━━━ Kutipan Dokumen
Bogor, Suaranusantara.co – Vipassana berarti memandang segala sesuatu sebagaimana adanya, dan tentang bagaimana hukum alam bekerja. Dengan memahaminya, maka kita dapat belajar menerapkan teknik ini dalam kehidupan sehari-hari. Praktik Vipassana merupakan seni menghadapi keadaan dengan tetap menjaga ketenang-seimbangan (equanimity) dan kesadaran (awareness).

The Noble Silence
Guru Vipassana, S.N. Goenka (Goenka-Ji), mengajarkan teknik ini yang diawali dengan memperhatikan pernafasan. Terdengar mudah, namun begitu praktik, maka saat itulah kita mulai menyadari banyaknya godaan pikiran yang terus tarik-menarik, dan pada saat yang sama, meditator harus bekerja keras menjaga ketenang-seimbangan.
Selama bermeditasi 10 hari, semua meditator mempraktikkan noble silence atau berdiam diri mulia. Ya, para meditator tidak boleh berkomunikasi antara yang satu dengan yang lain. Para siswa ini tinggal di dormitory masing-masing, dan terpisah antara laki-laki dengan perempuan.
Vipassana merupakan ‘the art of living‘ yang merupakan salah satu teknik meditasi paling kuno di India. Meditasi ini awalnya diajarkan di India lebih dari 2500 tahun yang lalu sebagai universal remedy untuk mengobati ‘penyakit-penyakit’ universal. Pusat meditasi ini ada di Indonesia, tepatnya di Pusat Meditasi Vipassana Dhamma Java.

Teknik Anapana
Lewat praktik, meditator belajar bahwa Vipassana bukanlah suatu ritus atau ritual berdasarkan keyakinan yang membuta, bukan pula suatu entertainment intelektual. Selain itu, teknik Vipassana bukan pula sebagai suatu pelarian dari berbagai cobaan dan masalah kehidupan sehari-hari.
Meditasi pada hari pertama hingga hari ke tiga adalah ajaran teknik Anapana, yakni memperhatikan nafas. Hanya itu? Ya, hanya memperhatikan nafas apa adanya. Tarikan dan hembusan nafas yang tenang. Arahan Goenka-Ji terdengar lewat speaker, yang narasinya secara singkat menyampaikan “Hanya perhatikan nafas apa adanya. Jangan mencoba mengubahnya. Jika keluar hanya dari lubang kiri, atau lubang kanan, atau keduanya. Perhatikan saja. Apa adanya. Apa adanya“.
━━━━━━
━━━ Kutipan Sumber
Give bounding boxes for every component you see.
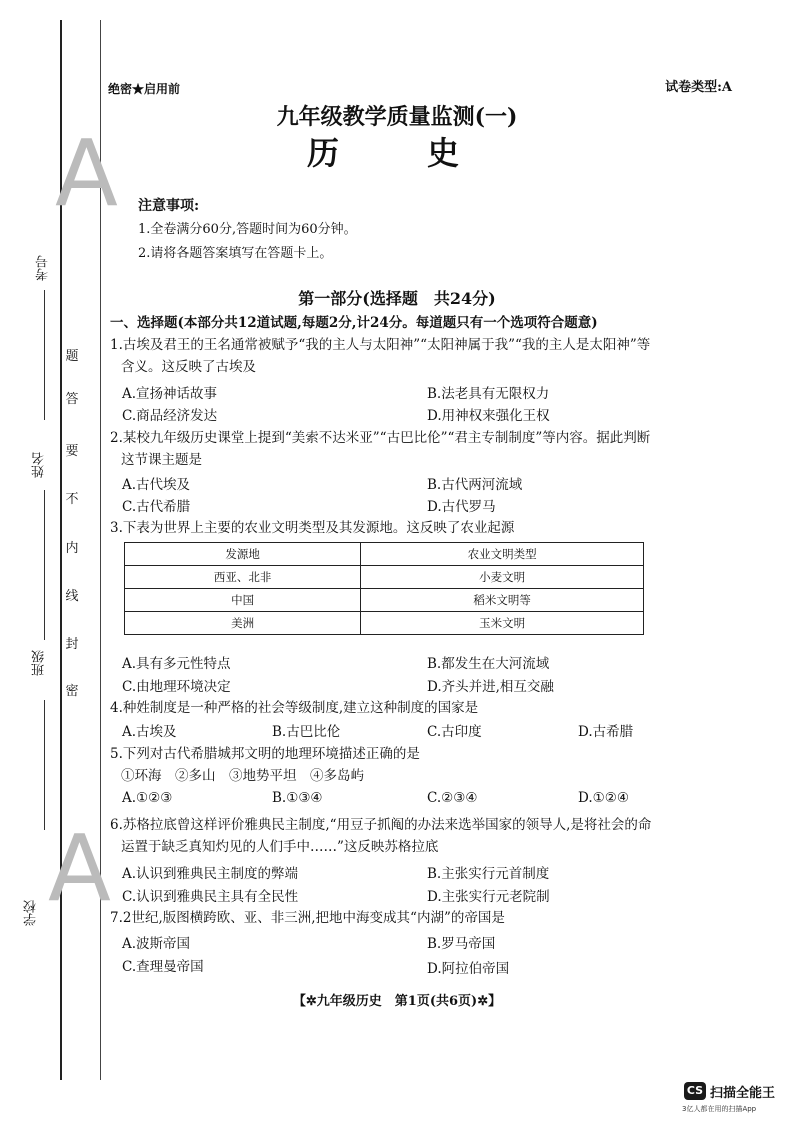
━━━━━━
Daftar Tugas:
1: Menurut teks tentang meditasi Vipassana, teknik apa yang diajarkan pada hari pertama hingga hari ketiga?
2: Tuliskan lanjutan teks tentang meditasi Vipassana, dimulai setelah kalimat terakhirnya.

Hasil per Tugas:
1: Teknik Anapana, yaitu memperhatikan nafas apa adanya.

2:
Semudah itu? Well, jika belum pernah mencobanya sendiri tentu kita tidak tahu bagaimana proses ini berjalan. Memperhatikan nafas dan mengamati sensasi di lubang hidung dan di atas bibir secara obyektif. Namun percayalah, ini bukan tantangan yang mudah!
Karena pikiran berlari kemana-mana, ke masa lalu, ke masa depan, lompat lagi ke masa lalu, lompat lagi ke masa depan. Instruksi audio dari Guru, S.N Goenka, membimbing meditator, untuk tetap tenang dan seimbang dengan tetap mengamati pernafasan di sekitar hidung, diatas bibir bagian atas.
Anapana bertujuan untuk melatih fokus pada bagian kecil yaitu di dalam hidung dan di bawah hidung atau di atas bibir. Merasakan sensasi yang terdapat di situ. Sensasi apa adanya. Mengamati kenyataan bahwa kita berada di saat ini sekarang, bukan sedang berada dalam pikiran-pikiran kita atau imajinasi-imajinasi kita yang sedang jauh bepergian melayang kemana-mana.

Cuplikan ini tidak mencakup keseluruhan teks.